Begin RECORDS FOR THE EXERCISE
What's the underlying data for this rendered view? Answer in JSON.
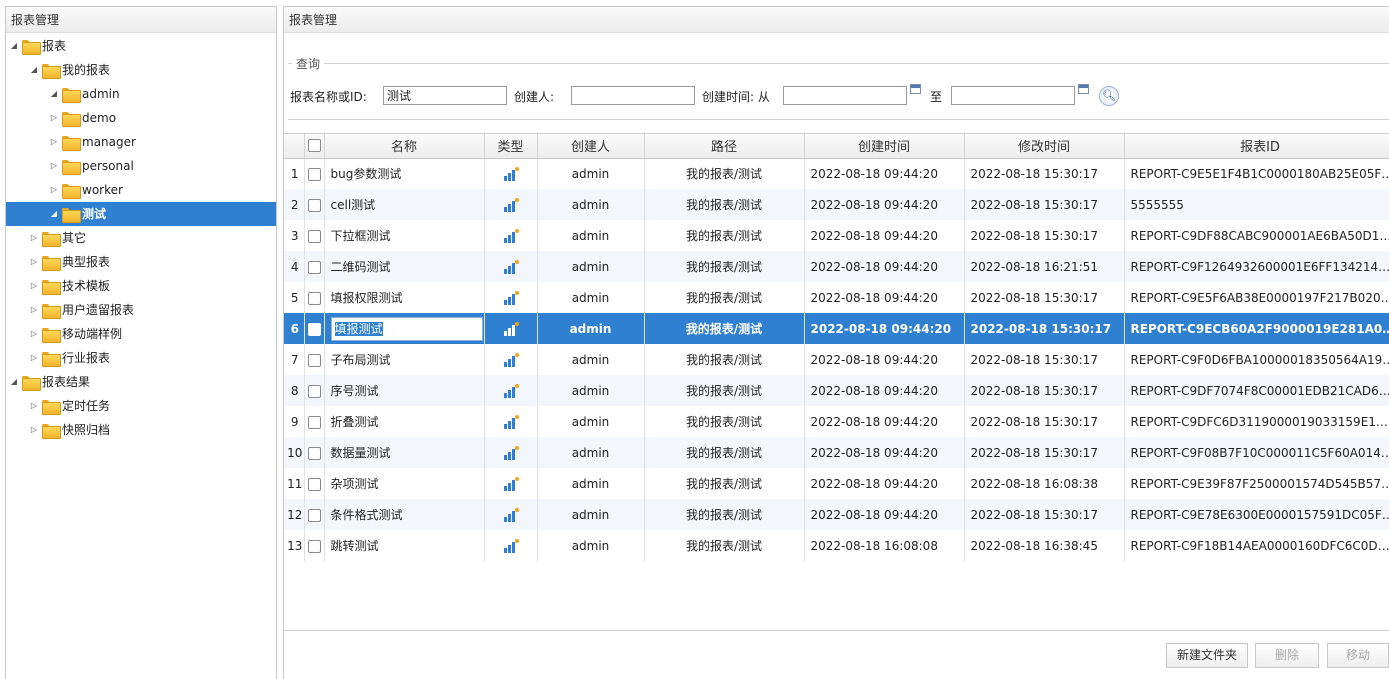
{
  "left_panel": {
    "title": "报表管理",
    "tree": [
      {
        "label": "报表",
        "level": 0,
        "expanded": true
      },
      {
        "label": "我的报表",
        "level": 1,
        "expanded": true
      },
      {
        "label": "admin",
        "level": 2,
        "expanded": true
      },
      {
        "label": "demo",
        "level": 2,
        "expanded": false
      },
      {
        "label": "manager",
        "level": 2,
        "expanded": false
      },
      {
        "label": "personal",
        "level": 2,
        "expanded": false
      },
      {
        "label": "worker",
        "level": 2,
        "expanded": false
      },
      {
        "label": "测试",
        "level": 2,
        "expanded": true,
        "selected": true
      },
      {
        "label": "其它",
        "level": 1,
        "expanded": false
      },
      {
        "label": "典型报表",
        "level": 1,
        "expanded": false
      },
      {
        "label": "技术模板",
        "level": 1,
        "expanded": false
      },
      {
        "label": "用户遗留报表",
        "level": 1,
        "expanded": false
      },
      {
        "label": "移动端样例",
        "level": 1,
        "expanded": false
      },
      {
        "label": "行业报表",
        "level": 1,
        "expanded": false
      },
      {
        "label": "报表结果",
        "level": 0,
        "expanded": true
      },
      {
        "label": "定时任务",
        "level": 1,
        "expanded": false
      },
      {
        "label": "快照归档",
        "level": 1,
        "expanded": false
      }
    ]
  },
  "right_panel": {
    "title": "报表管理",
    "query": {
      "legend": "查询",
      "name_label": "报表名称或ID:",
      "name_value": "测试",
      "creator_label": "创建人:",
      "creator_value": "",
      "time_label": "创建时间: 从",
      "time_from_value": "",
      "to_label": "至",
      "time_to_value": ""
    }
  },
  "grid": {
    "columns": [
      "名称",
      "类型",
      "创建人",
      "路径",
      "创建时间",
      "修改时间",
      "报表ID"
    ],
    "rows": [
      {
        "num": "1",
        "name": "bug参数测试",
        "creator": "admin",
        "path": "我的报表/测试",
        "created": "2022-08-18 09:44:20",
        "modified": "2022-08-18 15:30:17",
        "id": "REPORT-C9E5E1F4B1C0000180AB25E05F9E1..."
      },
      {
        "num": "2",
        "name": "cell测试",
        "creator": "admin",
        "path": "我的报表/测试",
        "created": "2022-08-18 09:44:20",
        "modified": "2022-08-18 15:30:17",
        "id": "5555555"
      },
      {
        "num": "3",
        "name": "下拉框测试",
        "creator": "admin",
        "path": "我的报表/测试",
        "created": "2022-08-18 09:44:20",
        "modified": "2022-08-18 15:30:17",
        "id": "REPORT-C9DF88CABC900001AE6BA50D18601..."
      },
      {
        "num": "4",
        "name": "二维码测试",
        "creator": "admin",
        "path": "我的报表/测试",
        "created": "2022-08-18 09:44:20",
        "modified": "2022-08-18 16:21:51",
        "id": "REPORT-C9F1264932600001E6FF13421420B4..."
      },
      {
        "num": "5",
        "name": "填报权限测试",
        "creator": "admin",
        "path": "我的报表/测试",
        "created": "2022-08-18 09:44:20",
        "modified": "2022-08-18 15:30:17",
        "id": "REPORT-C9E5F6AB38E0000197F217B020F0163"
      },
      {
        "num": "6",
        "name": "填报测试",
        "creator": "admin",
        "path": "我的报表/测试",
        "created": "2022-08-18 09:44:20",
        "modified": "2022-08-18 15:30:17",
        "id": "REPORT-C9ECB60A2F9000019E281A0021801...",
        "selected": true,
        "editing": true
      },
      {
        "num": "7",
        "name": "子布局测试",
        "creator": "admin",
        "path": "我的报表/测试",
        "created": "2022-08-18 09:44:20",
        "modified": "2022-08-18 15:30:17",
        "id": "REPORT-C9F0D6FBA10000018350564A19E01..."
      },
      {
        "num": "8",
        "name": "序号测试",
        "creator": "admin",
        "path": "我的报表/测试",
        "created": "2022-08-18 09:44:20",
        "modified": "2022-08-18 15:30:17",
        "id": "REPORT-C9DF7074F8C00001EDB21CAD6D20..."
      },
      {
        "num": "9",
        "name": "折叠测试",
        "creator": "admin",
        "path": "我的报表/测试",
        "created": "2022-08-18 09:44:20",
        "modified": "2022-08-18 15:30:17",
        "id": "REPORT-C9DFC6D3119000019033159E1BC61..."
      },
      {
        "num": "10",
        "name": "数据量测试",
        "creator": "admin",
        "path": "我的报表/测试",
        "created": "2022-08-18 09:44:20",
        "modified": "2022-08-18 15:30:17",
        "id": "REPORT-C9F08B7F10C000011C5F60A0146814..."
      },
      {
        "num": "11",
        "name": "杂项测试",
        "creator": "admin",
        "path": "我的报表/测试",
        "created": "2022-08-18 09:44:20",
        "modified": "2022-08-18 16:08:38",
        "id": "REPORT-C9E39F87F2500001574D545B57C01..."
      },
      {
        "num": "12",
        "name": "条件格式测试",
        "creator": "admin",
        "path": "我的报表/测试",
        "created": "2022-08-18 09:44:20",
        "modified": "2022-08-18 15:30:17",
        "id": "REPORT-C9E78E6300E0000157591DC05F8C1..."
      },
      {
        "num": "13",
        "name": "跳转测试",
        "creator": "admin",
        "path": "我的报表/测试",
        "created": "2022-08-18 16:08:08",
        "modified": "2022-08-18 16:38:45",
        "id": "REPORT-C9F18B14AEA0000160DFC6C0D25A1..."
      }
    ]
  },
  "buttons": {
    "new_folder": "新建文件夹",
    "delete": "删除",
    "move": "移动"
  },
  "icons": {
    "tree_folder": "folder-icon",
    "row_type": "report-chart-icon",
    "calendar": "calendar-icon",
    "search": "search-icon"
  }
}
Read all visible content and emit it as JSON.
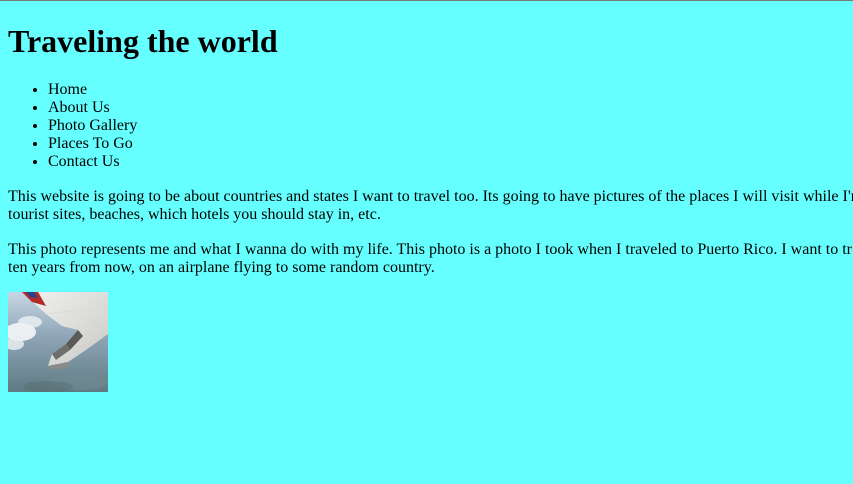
{
  "page": {
    "title": "Traveling the world",
    "background_color": "#66ffff"
  },
  "nav": {
    "items": [
      {
        "label": "Home"
      },
      {
        "label": "About Us"
      },
      {
        "label": "Photo Gallery"
      },
      {
        "label": "Places To Go"
      },
      {
        "label": "Contact Us"
      }
    ]
  },
  "content": {
    "paragraph1_line1": "This website is going to be about countries and states I want to travel too. Its going to have pictures of the places I will visit while I'm",
    "paragraph1_line2": "tourist sites, beaches, which hotels you should stay in, etc.",
    "paragraph2_line1": "This photo represents me and what I wanna do with my life. This photo is a photo I took when I traveled to Puerto Rico. I want to tr",
    "paragraph2_line2": "ten years from now, on an airplane flying to some random country."
  },
  "image": {
    "subject": "airplane wing over clouds photo"
  }
}
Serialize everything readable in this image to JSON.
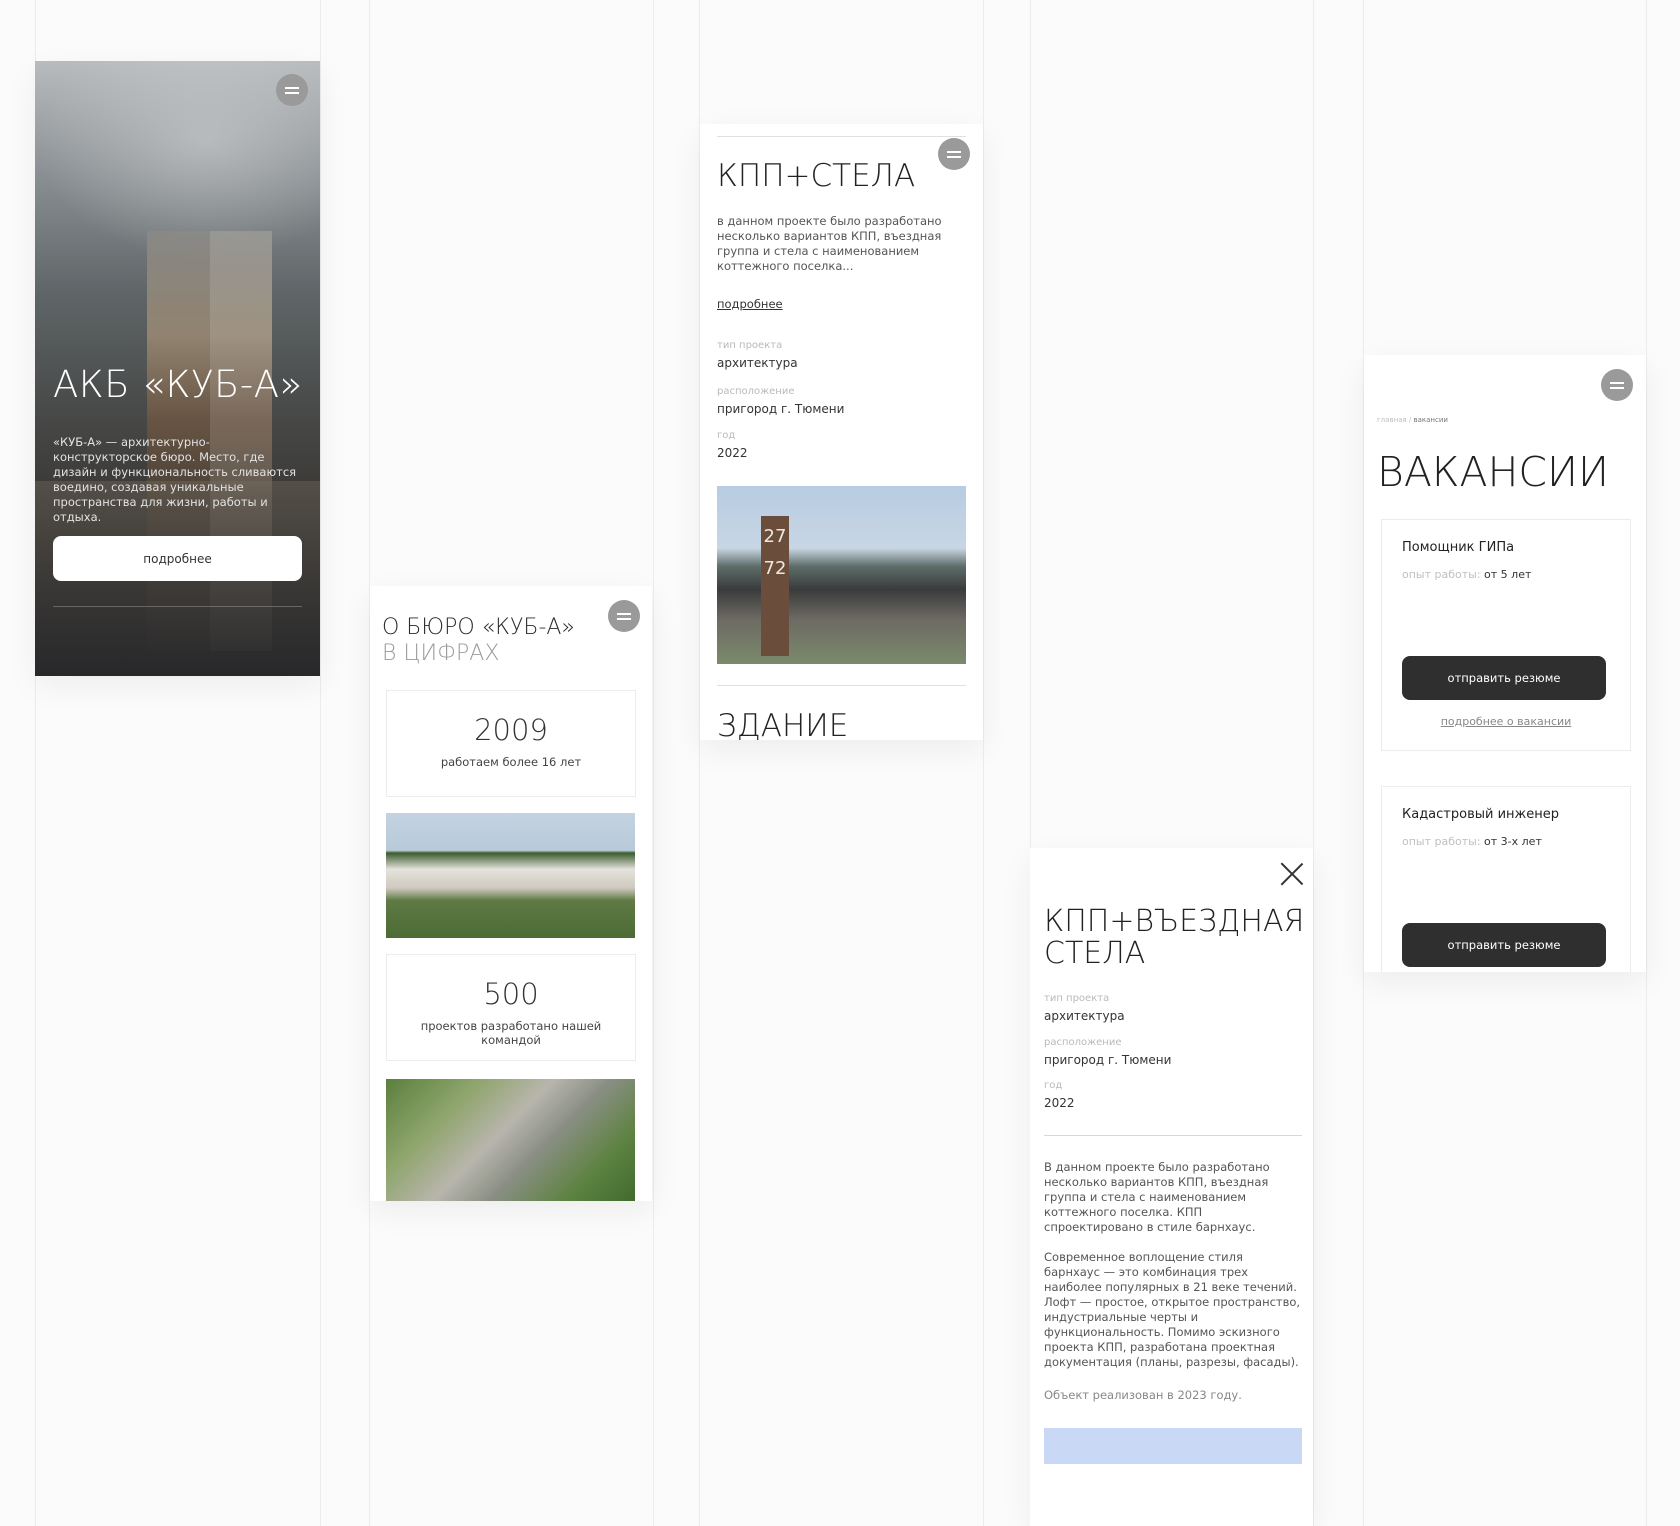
{
  "hero": {
    "title": "АКБ «КУБ-А»",
    "description": "«КУБ-А» — архитектурно-конструкторское бюро. Место, где дизайн и функциональность сливаются воедино, создавая уникальные пространства для жизни, работы и отдыха.",
    "button_label": "подробнее"
  },
  "about": {
    "title": "О БЮРО «КУБ-А»",
    "subtitle": "В ЦИФРАХ",
    "stats": [
      {
        "number": "2009",
        "label": "работаем более 16 лет"
      },
      {
        "number": "500",
        "label": "проектов разработано нашей командой"
      }
    ]
  },
  "project": {
    "title": "КПП+СТЕЛА",
    "description": "в данном проекте было разработано несколько вариантов КПП, въездная группа и стела с наименованием коттежного поселка...",
    "more_link": "подробнее",
    "meta": [
      {
        "label": "тип проекта",
        "value": "архитектура"
      },
      {
        "label": "расположение",
        "value": "пригород г. Тюмени"
      },
      {
        "label": "год",
        "value": "2022"
      }
    ],
    "stele_numbers": [
      "27",
      "72"
    ],
    "next_title": "ЗДАНИЕ"
  },
  "detail": {
    "title": "КПП+ВЪЕЗДНАЯ СТЕЛА",
    "meta": [
      {
        "label": "тип проекта",
        "value": "архитектура"
      },
      {
        "label": "расположение",
        "value": "пригород г. Тюмени"
      },
      {
        "label": "год",
        "value": "2022"
      }
    ],
    "paragraphs": [
      "В данном проекте было разработано несколько вариантов КПП, въездная группа и стела с наименованием коттежного поселка. КПП спроектировано в стиле барнхаус.",
      "Современное воплощение стиля барнхаус — это комбинация трех наиболее популярных в 21 веке течений. Лофт — простое, открытое пространство, индустриальные черты и функциональность. Помимо эскизного проекта КПП, разработана проектная документация (планы, разрезы, фасады).",
      "Объект реализован в 2023 году."
    ]
  },
  "vacancies": {
    "breadcrumb_home": "главная",
    "breadcrumb_sep": "/",
    "breadcrumb_current": "вакансии",
    "title": "ВАКАНСИИ",
    "experience_label": "опыт работы:",
    "submit_label": "отправить резюме",
    "details_link": "подробнее о вакансии",
    "items": [
      {
        "title": "Помощник ГИПа",
        "experience": "от 5 лет"
      },
      {
        "title": "Кадастровый инженер",
        "experience": "от 3-х лет"
      }
    ]
  }
}
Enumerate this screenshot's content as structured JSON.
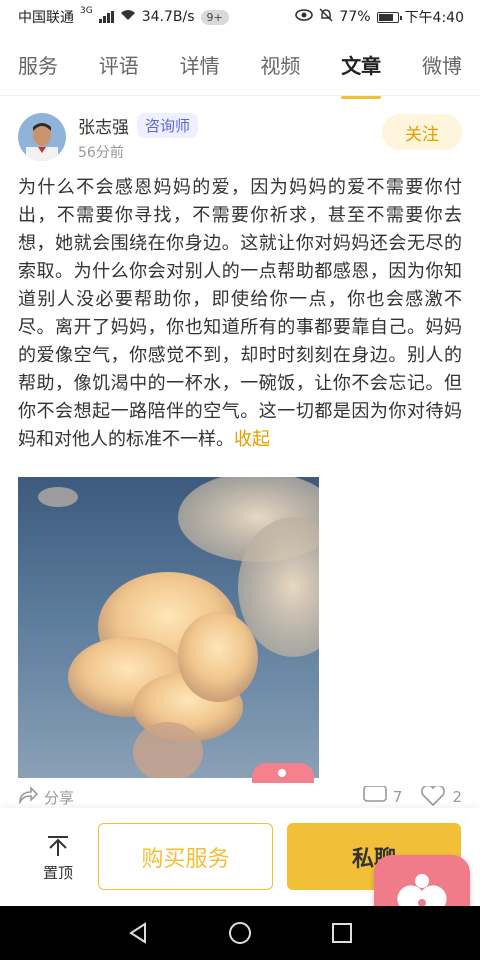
{
  "status_bar": {
    "carrier": "中国联通",
    "network": "3G",
    "speed": "34.7B/s",
    "badge": "9+",
    "battery": "77%",
    "time": "下午4:40"
  },
  "tabs": [
    {
      "label": "服务",
      "active": false
    },
    {
      "label": "评语",
      "active": false
    },
    {
      "label": "详情",
      "active": false
    },
    {
      "label": "视频",
      "active": false
    },
    {
      "label": "文章",
      "active": true
    },
    {
      "label": "微博",
      "active": false
    }
  ],
  "author": {
    "name": "张志强",
    "tag": "咨询师",
    "time": "56分前",
    "follow_label": "关注"
  },
  "article": {
    "text": "为什么不会感恩妈妈的爱，因为妈妈的爱不需要你付出，不需要你寻找，不需要你祈求，甚至不需要你去想，她就会围绕在你身边。这就让你对妈妈还会无尽的索取。为什么你会对别人的一点帮助都感恩，因为你知道别人没必要帮助你，即使给你一点，你也会感激不尽。离开了妈妈，你也知道所有的事都要靠自己。妈妈的爱像空气，你感觉不到，却时时刻刻在身边。别人的帮助，像饥渴中的一杯水，一碗饭，让你不会忘记。但你不会想起一路陪伴的空气。这一切都是因为你对待妈妈和对他人的标准不一样。",
    "collapse_label": "收起"
  },
  "interactions": {
    "share_label": "分享",
    "comment_count": "7",
    "like_count": "2"
  },
  "bottom_bar": {
    "pin_label": "置顶",
    "buy_label": "购买服务",
    "chat_label": "私聊"
  },
  "colors": {
    "accent": "#f2c038",
    "follow_text": "#e0a100",
    "tag_text": "#5a67d8",
    "heart_button": "#f07c8a"
  },
  "icons": {
    "pin": "arrow-up-to-line-icon",
    "share": "share-icon",
    "comment": "comment-icon",
    "like": "heart-icon",
    "float": "heart-person-icon",
    "nav_back": "triangle-back-icon",
    "nav_home": "circle-home-icon",
    "nav_recent": "square-recent-icon"
  }
}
End RECORDS FOR THE EXERCISE
◆ YOUR GOAL ◆
Take the line containing "Enumerate this screenshot's" and every line after it up to the end of the data, and write them out exactly, without the pictures.

◆ RESPONSE ◆
Enumerate this screenshot's content as structured JSON.
{
  "status_bar": {
    "carrier": "中国联通",
    "network": "3G",
    "speed": "34.7B/s",
    "badge": "9+",
    "battery": "77%",
    "time": "下午4:40"
  },
  "tabs": [
    {
      "label": "服务",
      "active": false
    },
    {
      "label": "评语",
      "active": false
    },
    {
      "label": "详情",
      "active": false
    },
    {
      "label": "视频",
      "active": false
    },
    {
      "label": "文章",
      "active": true
    },
    {
      "label": "微博",
      "active": false
    }
  ],
  "author": {
    "name": "张志强",
    "tag": "咨询师",
    "time": "56分前",
    "follow_label": "关注"
  },
  "article": {
    "text": "为什么不会感恩妈妈的爱，因为妈妈的爱不需要你付出，不需要你寻找，不需要你祈求，甚至不需要你去想，她就会围绕在你身边。这就让你对妈妈还会无尽的索取。为什么你会对别人的一点帮助都感恩，因为你知道别人没必要帮助你，即使给你一点，你也会感激不尽。离开了妈妈，你也知道所有的事都要靠自己。妈妈的爱像空气，你感觉不到，却时时刻刻在身边。别人的帮助，像饥渴中的一杯水，一碗饭，让你不会忘记。但你不会想起一路陪伴的空气。这一切都是因为你对待妈妈和对他人的标准不一样。",
    "collapse_label": "收起"
  },
  "interactions": {
    "share_label": "分享",
    "comment_count": "7",
    "like_count": "2"
  },
  "bottom_bar": {
    "pin_label": "置顶",
    "buy_label": "购买服务",
    "chat_label": "私聊"
  },
  "colors": {
    "accent": "#f2c038",
    "follow_text": "#e0a100",
    "tag_text": "#5a67d8",
    "heart_button": "#f07c8a"
  },
  "icons": {
    "pin": "arrow-up-to-line-icon",
    "share": "share-icon",
    "comment": "comment-icon",
    "like": "heart-icon",
    "float": "heart-person-icon",
    "nav_back": "triangle-back-icon",
    "nav_home": "circle-home-icon",
    "nav_recent": "square-recent-icon"
  }
}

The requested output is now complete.